- List of tasks
1/ Could you output the horror film post from "Hey, I've got" up to and including "film like Martyrs.", word for word?
2/ Which people are named in the horror film post? List each one once.

- Document text
↓
Hey, I've got a couple more things to say, especially after seeing Last House on the Left (Craven, 1972) last night.
I have Brandon's and Jeff's posts in my head, so I'm trying to sort my thoughts. They won't come out neatly, I don't think.
We do seem to talk about this a lot. I think that each time, we're saying something a least a little new, or we wouldn't keep talking about it. We're not the "you're wrong, no, you're wrong" sort, and more sensitive to nuances. So, let John be bored, and let him wait until we talk about something he's more interested in.
First, I really appreciate you tackling this discussion, Jeff. I feel like I'm seeing you on a different side than usual, and find myself changing my estimation of you and your ability to appreciate horror. I admire your willingness to try to find anything redeeming at all about a film like Martyrs.
Secondly, I don't see anyone taking me to task for my statement, but I still want to clarify. I guess I do believe that there is a line that a director shouldn't cross (even before the one that allows harming people and animals), but I couldn't tell you where that is. I can tell you where it is for me, but I have no way of knowing from a societal standpoint, where my line is relative to anyone else's. I suppose when I speak of a director respecting the distance between fantasy and reality, I mean perhaps simply respecting that there must be a distance or it's no longer entertainment. So then he must come up with his own conclusions as to what represents that distance, and we must decide whether or not our limits are compatible with his. But when a director disregards the notion altogether, then I think that he is moving from the realm of art to something else. I'm not going to get into a discussion of what is art and what isn't, but I think at least some people would agree that for art to be considered such, there must be a separation between the artist and the audience. Otherwise, anything can be art (some would say that it is, but I think that notion is silly). I need to be able to respond to art, and I can't do that when I'm closing my eyes and plugging my ears. I don't even think a work of art--like a horror film--needs to be saying anything profound. The thing is, when that gap is removed, I'm experiencing a thing rather than observing it. It's one thing when it's giant robots beating the hell out of each other and I feel like I'm right there. It's completely different when it's one human being torturing another. I don't want to be right there.
That's why I like the quick deaths of movies like the Jason films, or Final Destinations, or anything like that. Crack, snap, you're dead. On to the next one. Roller coaster ride. Roller coasters are fun because they last a couple of minutes. Leave there for a half hour and now I want to throw up.
↑
- Records shown
↓
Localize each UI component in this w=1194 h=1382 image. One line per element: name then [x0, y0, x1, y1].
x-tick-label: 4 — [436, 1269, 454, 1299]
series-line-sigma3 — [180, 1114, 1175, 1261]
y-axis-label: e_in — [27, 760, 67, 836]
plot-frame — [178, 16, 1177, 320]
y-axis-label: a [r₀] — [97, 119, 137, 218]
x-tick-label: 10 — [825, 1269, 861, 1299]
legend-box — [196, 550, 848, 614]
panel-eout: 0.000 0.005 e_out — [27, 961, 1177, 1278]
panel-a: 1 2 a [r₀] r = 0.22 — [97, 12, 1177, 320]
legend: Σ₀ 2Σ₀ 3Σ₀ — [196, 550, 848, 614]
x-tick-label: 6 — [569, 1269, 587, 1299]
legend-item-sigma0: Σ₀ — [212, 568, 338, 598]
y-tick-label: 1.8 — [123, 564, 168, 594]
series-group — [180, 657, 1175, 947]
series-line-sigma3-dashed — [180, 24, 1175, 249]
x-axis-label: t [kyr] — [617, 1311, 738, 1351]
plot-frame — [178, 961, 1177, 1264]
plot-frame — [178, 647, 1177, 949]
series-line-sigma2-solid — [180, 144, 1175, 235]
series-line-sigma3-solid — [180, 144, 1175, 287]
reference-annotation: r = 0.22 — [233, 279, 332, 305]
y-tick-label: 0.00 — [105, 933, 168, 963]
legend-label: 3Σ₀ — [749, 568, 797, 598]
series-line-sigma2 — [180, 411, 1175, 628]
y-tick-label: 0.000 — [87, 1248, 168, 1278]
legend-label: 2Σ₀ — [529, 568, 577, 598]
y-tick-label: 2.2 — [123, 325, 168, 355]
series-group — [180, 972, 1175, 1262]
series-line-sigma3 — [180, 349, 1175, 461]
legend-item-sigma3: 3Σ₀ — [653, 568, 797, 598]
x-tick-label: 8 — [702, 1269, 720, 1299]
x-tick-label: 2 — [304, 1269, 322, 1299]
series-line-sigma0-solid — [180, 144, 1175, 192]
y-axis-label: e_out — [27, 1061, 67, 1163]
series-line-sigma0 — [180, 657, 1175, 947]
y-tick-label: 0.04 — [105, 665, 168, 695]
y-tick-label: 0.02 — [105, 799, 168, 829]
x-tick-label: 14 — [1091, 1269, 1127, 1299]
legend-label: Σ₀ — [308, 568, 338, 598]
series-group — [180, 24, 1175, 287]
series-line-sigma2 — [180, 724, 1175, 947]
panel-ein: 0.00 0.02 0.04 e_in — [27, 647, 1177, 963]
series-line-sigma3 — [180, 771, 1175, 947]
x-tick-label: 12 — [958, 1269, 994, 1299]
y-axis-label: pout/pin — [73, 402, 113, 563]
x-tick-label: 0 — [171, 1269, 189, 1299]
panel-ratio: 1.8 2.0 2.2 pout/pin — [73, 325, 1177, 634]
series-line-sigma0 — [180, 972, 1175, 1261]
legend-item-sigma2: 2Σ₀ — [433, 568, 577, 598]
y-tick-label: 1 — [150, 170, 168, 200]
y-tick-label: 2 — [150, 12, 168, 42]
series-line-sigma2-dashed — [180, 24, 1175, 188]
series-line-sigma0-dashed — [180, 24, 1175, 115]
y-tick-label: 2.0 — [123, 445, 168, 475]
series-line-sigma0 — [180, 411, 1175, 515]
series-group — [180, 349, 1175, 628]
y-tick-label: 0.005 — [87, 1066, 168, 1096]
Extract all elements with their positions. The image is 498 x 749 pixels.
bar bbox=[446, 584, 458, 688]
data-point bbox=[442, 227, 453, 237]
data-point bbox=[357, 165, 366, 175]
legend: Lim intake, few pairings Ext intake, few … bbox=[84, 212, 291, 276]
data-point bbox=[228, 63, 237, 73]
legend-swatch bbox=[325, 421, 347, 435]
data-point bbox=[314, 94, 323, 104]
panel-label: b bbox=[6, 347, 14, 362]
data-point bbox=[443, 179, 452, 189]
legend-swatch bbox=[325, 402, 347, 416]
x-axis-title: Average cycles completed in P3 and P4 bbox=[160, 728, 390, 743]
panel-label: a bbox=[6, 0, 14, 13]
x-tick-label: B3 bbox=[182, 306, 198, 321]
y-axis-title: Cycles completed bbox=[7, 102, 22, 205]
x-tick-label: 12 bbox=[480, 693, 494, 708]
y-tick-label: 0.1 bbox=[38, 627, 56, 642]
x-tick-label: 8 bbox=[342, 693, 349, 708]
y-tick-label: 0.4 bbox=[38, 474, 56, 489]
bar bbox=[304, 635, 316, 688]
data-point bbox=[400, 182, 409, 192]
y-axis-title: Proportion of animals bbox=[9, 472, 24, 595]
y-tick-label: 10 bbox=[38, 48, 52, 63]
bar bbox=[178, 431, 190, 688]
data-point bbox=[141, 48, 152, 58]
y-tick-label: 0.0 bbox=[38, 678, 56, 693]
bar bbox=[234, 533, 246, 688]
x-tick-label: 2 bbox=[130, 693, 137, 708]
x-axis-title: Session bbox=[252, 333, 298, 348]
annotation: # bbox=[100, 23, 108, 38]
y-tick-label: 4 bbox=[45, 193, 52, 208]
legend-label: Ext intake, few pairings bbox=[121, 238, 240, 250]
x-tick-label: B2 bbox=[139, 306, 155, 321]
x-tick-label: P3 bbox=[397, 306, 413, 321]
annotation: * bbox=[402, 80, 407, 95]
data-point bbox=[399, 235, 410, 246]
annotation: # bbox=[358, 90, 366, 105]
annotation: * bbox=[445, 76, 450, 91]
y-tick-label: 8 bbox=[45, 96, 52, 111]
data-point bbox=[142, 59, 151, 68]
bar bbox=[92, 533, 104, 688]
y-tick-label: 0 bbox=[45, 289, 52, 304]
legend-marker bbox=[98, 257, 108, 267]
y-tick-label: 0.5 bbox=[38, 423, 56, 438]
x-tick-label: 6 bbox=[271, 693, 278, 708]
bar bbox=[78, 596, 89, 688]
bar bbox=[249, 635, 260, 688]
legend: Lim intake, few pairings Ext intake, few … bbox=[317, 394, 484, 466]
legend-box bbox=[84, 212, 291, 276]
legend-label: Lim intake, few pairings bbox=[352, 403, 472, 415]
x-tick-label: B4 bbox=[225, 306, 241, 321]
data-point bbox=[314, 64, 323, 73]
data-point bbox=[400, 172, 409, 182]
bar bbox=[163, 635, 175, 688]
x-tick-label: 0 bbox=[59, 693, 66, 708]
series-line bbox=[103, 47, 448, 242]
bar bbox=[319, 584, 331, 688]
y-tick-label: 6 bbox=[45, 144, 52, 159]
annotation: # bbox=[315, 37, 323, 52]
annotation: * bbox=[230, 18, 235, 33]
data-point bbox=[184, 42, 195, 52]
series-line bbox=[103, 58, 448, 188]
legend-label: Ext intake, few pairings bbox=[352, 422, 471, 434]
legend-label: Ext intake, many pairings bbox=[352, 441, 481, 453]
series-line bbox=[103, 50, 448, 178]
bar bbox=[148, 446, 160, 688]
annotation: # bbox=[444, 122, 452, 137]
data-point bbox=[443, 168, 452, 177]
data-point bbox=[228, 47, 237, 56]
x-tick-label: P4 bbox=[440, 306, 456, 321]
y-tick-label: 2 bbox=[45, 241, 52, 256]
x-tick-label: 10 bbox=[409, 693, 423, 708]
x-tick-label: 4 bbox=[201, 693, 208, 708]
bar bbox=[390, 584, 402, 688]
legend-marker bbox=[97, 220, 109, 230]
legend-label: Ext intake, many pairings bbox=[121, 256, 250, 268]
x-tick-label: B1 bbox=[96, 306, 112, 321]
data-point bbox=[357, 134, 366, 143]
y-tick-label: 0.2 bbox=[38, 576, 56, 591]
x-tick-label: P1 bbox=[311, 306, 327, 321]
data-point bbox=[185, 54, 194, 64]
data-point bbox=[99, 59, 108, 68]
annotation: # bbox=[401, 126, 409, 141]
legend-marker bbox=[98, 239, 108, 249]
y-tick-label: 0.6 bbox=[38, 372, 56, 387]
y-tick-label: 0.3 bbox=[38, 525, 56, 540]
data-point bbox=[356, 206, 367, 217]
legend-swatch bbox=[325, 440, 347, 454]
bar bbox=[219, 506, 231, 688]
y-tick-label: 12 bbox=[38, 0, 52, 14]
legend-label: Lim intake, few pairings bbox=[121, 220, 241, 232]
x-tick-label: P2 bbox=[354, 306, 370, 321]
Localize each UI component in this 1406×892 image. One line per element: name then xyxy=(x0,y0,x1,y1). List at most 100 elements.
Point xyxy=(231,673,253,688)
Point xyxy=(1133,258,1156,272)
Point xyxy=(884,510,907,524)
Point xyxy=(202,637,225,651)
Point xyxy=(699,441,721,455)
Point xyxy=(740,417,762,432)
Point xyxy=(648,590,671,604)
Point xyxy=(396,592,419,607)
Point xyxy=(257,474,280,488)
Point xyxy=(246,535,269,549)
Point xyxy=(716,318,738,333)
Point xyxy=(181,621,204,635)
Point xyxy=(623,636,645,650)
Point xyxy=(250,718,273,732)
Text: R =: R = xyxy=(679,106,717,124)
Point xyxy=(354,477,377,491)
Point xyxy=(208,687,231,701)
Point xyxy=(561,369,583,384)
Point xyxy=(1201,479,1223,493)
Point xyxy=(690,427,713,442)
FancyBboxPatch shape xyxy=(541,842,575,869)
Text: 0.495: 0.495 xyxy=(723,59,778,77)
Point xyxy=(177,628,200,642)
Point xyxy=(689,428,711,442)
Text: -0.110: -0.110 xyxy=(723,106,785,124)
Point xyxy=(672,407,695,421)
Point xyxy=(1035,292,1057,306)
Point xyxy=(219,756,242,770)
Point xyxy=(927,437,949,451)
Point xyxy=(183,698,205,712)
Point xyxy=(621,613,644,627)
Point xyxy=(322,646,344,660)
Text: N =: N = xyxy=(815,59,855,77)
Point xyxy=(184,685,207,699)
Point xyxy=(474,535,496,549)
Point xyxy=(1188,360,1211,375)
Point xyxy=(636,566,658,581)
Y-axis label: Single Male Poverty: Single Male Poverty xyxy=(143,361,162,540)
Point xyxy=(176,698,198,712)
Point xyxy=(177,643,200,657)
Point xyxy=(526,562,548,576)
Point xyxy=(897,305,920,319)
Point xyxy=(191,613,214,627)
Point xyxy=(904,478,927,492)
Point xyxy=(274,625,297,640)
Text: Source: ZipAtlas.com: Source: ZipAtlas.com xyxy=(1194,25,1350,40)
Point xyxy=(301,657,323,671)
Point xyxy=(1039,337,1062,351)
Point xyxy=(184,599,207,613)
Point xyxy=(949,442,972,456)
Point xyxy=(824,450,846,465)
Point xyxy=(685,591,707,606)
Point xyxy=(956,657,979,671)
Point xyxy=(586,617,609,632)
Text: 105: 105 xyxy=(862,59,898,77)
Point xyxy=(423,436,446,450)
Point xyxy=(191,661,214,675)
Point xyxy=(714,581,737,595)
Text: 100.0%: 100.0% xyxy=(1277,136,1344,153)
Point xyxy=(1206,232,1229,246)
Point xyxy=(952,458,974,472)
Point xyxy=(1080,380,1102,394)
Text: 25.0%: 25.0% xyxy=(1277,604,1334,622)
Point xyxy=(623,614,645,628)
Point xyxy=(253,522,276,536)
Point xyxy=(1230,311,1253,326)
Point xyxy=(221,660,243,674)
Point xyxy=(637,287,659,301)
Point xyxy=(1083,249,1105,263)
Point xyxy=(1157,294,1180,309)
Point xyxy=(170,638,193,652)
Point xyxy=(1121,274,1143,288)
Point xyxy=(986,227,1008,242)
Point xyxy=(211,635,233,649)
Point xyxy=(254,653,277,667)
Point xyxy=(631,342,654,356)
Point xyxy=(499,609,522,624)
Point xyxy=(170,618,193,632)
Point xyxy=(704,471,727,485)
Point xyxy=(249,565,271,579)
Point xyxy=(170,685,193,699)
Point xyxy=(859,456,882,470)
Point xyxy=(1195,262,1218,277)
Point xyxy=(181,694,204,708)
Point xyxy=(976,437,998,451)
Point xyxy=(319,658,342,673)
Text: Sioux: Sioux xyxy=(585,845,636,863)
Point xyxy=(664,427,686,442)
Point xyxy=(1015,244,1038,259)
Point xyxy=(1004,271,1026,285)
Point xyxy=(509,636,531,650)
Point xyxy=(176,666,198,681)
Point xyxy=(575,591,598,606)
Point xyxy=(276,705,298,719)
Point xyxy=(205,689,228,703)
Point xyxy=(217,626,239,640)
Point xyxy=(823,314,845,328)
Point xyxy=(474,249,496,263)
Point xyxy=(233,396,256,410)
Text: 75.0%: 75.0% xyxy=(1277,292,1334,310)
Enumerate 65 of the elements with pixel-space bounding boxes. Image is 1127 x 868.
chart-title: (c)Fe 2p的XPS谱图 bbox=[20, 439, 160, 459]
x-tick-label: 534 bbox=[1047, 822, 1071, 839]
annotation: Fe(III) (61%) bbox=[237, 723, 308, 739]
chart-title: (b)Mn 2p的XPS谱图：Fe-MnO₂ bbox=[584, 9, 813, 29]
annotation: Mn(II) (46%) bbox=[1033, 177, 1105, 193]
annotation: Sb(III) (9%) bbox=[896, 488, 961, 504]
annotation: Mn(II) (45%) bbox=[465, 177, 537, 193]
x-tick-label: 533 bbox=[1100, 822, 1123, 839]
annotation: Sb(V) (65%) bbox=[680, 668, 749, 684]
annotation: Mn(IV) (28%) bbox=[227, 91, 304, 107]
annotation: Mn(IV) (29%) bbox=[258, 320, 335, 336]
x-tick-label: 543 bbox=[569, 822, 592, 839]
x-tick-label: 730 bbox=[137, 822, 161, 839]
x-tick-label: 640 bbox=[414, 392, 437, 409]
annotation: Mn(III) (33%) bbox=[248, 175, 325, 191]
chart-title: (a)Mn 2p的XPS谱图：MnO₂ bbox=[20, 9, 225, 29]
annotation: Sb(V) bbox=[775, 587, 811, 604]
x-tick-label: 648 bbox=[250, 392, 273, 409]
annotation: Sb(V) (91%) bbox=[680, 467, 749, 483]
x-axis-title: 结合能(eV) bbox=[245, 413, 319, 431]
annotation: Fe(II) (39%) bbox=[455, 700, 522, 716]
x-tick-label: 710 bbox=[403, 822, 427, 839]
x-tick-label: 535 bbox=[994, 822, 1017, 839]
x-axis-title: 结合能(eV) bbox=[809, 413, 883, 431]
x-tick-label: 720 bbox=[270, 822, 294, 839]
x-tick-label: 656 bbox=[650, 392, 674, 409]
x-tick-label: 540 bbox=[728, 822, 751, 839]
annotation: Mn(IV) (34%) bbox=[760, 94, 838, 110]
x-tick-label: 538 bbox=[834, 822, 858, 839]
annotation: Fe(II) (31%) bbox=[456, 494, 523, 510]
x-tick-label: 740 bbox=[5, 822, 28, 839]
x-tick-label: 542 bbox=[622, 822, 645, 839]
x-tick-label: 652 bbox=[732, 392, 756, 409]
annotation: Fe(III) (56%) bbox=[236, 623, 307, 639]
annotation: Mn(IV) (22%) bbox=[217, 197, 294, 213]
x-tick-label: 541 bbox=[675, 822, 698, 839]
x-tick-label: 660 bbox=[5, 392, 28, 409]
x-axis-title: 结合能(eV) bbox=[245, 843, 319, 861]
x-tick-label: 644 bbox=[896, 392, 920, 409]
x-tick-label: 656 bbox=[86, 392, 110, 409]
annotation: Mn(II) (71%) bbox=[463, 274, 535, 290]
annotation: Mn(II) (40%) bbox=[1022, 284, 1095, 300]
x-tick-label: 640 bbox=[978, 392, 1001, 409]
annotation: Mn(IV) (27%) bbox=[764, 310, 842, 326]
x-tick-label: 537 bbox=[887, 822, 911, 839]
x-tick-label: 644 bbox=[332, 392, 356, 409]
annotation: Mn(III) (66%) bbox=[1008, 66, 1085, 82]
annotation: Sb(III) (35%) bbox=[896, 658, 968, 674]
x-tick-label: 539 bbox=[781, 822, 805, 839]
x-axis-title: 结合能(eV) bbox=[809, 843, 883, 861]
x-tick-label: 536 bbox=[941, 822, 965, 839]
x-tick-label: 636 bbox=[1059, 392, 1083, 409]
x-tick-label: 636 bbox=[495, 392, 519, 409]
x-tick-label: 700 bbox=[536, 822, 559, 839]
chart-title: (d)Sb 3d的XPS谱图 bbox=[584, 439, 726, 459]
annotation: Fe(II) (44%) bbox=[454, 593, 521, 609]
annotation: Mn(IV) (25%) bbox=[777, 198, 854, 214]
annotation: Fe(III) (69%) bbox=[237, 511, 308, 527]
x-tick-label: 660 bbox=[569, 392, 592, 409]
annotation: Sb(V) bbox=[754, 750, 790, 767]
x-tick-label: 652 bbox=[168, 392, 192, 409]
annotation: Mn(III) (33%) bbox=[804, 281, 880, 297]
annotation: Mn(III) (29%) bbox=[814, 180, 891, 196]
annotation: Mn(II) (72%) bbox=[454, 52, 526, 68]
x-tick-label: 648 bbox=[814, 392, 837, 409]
↑
- Solutions to the tasks
1/
Hey, I've got a couple more things to say, especially after seeing Last House on the Left (Craven, 1972) last night.
I have Brandon's and Jeff's posts in my head, so I'm trying to sort my thoughts. They won't come out neatly, I don't think.
We do seem to talk about this a lot. I think that each time, we're saying something a least a little new, or we wouldn't keep talking about it. We're not the "you're wrong, no, you're wrong" sort, and more sensitive to nuances. So, let John be bored, and let him wait until we talk about something he's more interested in.
First, I really appreciate you tackling this discussion, Jeff. I feel like I'm seeing you on a different side than usual, and find myself changing my estimation of you and your ability to appreciate horror. I admire your willingness to try to find anything redeeming at all about a film like Martyrs.

2/
Craven
Brandon
Jeff
John